Using the records below, report how many lines hold "условий", with no extra text.
────────────────────────────────────────
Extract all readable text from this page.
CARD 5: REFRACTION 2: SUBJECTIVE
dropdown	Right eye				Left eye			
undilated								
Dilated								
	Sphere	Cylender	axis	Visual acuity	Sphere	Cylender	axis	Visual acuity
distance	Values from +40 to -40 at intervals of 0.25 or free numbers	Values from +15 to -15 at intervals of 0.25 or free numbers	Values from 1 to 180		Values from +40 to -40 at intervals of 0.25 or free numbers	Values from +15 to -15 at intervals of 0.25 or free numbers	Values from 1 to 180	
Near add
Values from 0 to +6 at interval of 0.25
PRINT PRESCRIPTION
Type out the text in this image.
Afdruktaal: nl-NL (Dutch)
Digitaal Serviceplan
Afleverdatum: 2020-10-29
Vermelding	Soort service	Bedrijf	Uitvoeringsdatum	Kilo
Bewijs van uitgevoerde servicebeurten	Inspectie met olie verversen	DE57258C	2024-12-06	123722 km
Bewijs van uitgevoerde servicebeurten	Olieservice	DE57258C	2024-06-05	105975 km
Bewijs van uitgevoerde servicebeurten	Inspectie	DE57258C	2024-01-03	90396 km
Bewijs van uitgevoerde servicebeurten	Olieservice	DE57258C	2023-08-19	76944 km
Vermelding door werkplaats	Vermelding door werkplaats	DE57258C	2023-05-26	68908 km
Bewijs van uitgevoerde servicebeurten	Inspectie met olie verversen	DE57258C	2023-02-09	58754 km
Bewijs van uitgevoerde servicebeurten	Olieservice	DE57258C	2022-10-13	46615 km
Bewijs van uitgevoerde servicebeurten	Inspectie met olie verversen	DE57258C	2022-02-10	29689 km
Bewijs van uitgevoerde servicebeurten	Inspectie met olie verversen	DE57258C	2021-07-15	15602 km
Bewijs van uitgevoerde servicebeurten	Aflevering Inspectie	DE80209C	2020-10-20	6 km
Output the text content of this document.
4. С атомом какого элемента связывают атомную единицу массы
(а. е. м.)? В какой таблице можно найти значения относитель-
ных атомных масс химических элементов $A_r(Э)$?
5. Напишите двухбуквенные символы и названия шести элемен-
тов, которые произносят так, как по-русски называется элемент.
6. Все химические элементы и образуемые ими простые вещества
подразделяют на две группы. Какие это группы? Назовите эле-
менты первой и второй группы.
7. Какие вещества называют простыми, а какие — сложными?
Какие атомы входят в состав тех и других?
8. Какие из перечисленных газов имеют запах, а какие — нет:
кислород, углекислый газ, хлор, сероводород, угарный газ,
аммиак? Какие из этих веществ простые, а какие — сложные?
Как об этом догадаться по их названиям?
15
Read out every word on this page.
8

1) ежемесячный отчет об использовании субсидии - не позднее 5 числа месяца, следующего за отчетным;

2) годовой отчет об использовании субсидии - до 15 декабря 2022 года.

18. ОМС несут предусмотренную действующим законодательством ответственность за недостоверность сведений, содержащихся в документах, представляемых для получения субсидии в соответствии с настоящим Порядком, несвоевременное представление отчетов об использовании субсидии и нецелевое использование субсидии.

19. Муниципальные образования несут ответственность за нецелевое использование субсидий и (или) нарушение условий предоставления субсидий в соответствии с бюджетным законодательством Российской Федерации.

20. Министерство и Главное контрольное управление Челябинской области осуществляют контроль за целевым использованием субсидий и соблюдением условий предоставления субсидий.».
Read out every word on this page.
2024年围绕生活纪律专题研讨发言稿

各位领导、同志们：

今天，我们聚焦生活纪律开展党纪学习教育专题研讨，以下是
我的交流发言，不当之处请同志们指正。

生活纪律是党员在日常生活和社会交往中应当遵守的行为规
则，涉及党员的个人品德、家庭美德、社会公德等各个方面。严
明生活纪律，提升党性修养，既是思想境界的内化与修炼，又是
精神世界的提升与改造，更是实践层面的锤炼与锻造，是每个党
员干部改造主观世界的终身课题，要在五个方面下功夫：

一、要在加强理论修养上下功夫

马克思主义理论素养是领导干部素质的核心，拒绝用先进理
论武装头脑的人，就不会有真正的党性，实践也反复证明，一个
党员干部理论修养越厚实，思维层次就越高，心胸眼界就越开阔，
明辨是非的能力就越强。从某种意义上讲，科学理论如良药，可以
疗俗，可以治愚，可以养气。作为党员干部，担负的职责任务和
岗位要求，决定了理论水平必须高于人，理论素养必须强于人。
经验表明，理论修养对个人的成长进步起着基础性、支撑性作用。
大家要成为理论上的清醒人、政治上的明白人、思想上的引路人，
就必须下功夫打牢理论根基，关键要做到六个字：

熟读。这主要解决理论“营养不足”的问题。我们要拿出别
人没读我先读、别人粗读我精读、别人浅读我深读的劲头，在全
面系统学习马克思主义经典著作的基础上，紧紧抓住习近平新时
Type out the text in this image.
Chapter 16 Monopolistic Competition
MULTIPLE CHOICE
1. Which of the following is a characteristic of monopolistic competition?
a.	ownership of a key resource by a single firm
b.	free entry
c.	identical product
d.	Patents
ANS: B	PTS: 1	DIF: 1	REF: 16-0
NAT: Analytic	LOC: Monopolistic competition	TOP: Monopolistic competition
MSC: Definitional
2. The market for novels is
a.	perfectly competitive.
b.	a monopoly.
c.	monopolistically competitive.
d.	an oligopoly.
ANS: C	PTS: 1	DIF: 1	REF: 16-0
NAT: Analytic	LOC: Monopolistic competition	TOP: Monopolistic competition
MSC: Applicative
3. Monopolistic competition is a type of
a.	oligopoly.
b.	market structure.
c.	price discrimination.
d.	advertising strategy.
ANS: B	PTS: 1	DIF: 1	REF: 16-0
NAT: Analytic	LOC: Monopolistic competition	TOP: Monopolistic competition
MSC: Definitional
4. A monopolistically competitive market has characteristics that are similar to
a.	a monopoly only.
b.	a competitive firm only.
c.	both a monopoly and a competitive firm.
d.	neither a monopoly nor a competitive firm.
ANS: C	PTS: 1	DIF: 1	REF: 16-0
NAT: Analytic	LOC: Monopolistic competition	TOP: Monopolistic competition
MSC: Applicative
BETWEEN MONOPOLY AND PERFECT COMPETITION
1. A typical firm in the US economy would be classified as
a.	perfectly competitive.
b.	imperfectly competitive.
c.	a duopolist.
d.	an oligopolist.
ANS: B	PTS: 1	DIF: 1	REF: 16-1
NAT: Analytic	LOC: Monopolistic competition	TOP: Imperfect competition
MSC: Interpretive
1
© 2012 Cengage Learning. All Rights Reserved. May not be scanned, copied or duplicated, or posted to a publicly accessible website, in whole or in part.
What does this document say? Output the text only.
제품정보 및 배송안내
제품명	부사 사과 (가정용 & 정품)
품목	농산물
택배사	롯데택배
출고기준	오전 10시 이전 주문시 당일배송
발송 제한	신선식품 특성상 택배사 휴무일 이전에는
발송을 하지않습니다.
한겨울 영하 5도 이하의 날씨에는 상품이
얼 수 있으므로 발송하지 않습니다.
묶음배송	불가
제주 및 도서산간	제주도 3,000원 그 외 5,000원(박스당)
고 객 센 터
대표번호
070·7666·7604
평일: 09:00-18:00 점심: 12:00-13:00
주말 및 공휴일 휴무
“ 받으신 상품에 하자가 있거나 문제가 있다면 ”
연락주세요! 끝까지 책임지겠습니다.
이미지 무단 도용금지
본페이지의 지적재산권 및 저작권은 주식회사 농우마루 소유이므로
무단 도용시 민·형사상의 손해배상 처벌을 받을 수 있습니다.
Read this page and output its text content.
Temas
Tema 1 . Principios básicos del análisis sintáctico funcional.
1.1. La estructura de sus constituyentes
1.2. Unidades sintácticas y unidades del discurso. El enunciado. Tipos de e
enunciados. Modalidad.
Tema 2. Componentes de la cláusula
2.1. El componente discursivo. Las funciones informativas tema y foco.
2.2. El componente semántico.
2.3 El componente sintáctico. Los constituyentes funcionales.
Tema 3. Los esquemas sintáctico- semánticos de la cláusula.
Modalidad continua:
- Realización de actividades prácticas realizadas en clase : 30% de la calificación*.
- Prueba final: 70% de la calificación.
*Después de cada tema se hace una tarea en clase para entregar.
────────────────────────────────────────
## OUTPUT FOR THIS TASK
2